Take each line containing the word "stated" and copy it.

--- start of RECORDED INFORMATION ---

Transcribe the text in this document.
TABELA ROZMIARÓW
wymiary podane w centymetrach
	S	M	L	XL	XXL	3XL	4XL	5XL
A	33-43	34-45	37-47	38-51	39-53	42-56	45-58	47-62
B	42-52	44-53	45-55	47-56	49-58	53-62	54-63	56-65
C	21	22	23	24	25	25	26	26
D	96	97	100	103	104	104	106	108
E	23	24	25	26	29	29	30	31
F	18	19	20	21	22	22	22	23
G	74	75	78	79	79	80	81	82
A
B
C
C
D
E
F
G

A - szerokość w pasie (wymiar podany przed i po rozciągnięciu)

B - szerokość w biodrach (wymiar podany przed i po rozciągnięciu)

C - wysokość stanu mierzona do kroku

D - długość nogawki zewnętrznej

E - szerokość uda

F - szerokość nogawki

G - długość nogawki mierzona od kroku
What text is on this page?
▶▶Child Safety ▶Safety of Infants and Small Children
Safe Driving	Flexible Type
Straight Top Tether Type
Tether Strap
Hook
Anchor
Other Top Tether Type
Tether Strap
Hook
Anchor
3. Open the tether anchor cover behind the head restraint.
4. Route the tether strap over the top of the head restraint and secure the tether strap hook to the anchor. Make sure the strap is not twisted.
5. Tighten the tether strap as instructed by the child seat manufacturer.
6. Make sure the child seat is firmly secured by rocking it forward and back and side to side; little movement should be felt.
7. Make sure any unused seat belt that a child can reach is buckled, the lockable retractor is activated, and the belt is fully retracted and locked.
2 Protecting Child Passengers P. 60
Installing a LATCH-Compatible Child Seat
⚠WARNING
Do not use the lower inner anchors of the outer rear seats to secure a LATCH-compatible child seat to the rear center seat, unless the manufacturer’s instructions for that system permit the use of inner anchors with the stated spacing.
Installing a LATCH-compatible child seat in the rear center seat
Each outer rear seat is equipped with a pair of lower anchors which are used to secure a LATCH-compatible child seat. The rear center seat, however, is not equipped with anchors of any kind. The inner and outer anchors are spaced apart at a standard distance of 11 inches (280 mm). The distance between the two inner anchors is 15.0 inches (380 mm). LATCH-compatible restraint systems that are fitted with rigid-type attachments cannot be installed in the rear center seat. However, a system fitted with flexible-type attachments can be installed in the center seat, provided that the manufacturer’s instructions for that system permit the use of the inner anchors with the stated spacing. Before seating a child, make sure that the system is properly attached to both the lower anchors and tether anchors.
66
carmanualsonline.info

--- end of RECORDED INFORMATION ---
--- start of RECORDED INFORMATION ---

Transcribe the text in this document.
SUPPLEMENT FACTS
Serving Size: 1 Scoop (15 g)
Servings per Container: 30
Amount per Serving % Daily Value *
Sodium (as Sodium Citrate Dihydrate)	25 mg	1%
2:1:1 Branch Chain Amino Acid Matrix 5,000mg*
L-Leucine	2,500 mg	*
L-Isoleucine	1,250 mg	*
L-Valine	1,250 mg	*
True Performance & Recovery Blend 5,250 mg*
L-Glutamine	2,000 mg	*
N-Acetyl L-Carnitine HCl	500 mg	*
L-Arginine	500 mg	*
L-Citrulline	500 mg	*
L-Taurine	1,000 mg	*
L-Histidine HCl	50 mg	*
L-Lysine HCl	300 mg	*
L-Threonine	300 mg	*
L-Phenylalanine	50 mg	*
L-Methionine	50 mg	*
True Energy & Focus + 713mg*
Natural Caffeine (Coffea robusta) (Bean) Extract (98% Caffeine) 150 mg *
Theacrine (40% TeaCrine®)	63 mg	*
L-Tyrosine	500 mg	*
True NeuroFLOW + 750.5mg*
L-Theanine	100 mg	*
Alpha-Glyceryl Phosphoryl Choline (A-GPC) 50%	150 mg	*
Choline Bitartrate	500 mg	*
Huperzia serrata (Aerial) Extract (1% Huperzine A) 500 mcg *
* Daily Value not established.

--- end of RECORDED INFORMATION ---

CORRECT ANSWER –
Do not use the lower inner anchors of the outer rear seats to secure a LATCH-compatible child seat to the rear center seat, unless the manufacturer’s instructions for that system permit the use of inner anchors with the stated spacing.
Each outer rear seat is equipped with a pair of lower anchors which are used to secure a LATCH-compatible child seat. The rear center seat, however, is not equipped with anchors of any kind. The inner and outer anchors are spaced apart at a standard distance of 11 inches (280 mm). The distance between the two inner anchors is 15.0 inches (380 mm). LATCH-compatible restraint systems that are fitted with rigid-type attachments cannot be installed in the rear center seat. However, a system fitted with flexible-type attachments can be installed in the center seat, provided that the manufacturer’s instructions for that system permit the use of the inner anchors with the stated spacing. Before seating a child, make sure that the system is properly attached to both the lower anchors and tether anchors.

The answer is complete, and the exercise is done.